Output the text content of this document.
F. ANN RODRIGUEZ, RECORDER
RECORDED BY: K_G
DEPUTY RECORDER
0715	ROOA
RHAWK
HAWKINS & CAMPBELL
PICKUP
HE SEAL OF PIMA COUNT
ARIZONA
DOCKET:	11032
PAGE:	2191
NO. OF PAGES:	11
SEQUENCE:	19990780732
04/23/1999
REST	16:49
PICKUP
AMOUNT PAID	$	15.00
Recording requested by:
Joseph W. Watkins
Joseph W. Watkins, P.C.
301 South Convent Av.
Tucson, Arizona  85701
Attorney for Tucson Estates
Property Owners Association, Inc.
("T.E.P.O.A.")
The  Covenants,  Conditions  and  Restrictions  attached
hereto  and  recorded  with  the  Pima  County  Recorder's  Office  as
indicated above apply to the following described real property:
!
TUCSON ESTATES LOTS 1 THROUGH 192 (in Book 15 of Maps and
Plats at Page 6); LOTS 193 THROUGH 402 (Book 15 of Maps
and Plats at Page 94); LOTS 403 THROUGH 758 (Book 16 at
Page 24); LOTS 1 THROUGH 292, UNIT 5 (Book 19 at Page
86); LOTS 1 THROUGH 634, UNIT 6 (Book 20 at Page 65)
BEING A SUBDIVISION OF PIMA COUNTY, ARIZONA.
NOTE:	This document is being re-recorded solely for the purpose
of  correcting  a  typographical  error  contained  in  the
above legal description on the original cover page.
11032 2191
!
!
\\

■ ■ ■ ■ ■

Exercise task: The lines to collect are those holding the string "Watkins"; copy them all.

Worked answer:
Joseph W. Watkins
Joseph W. Watkins, P.C.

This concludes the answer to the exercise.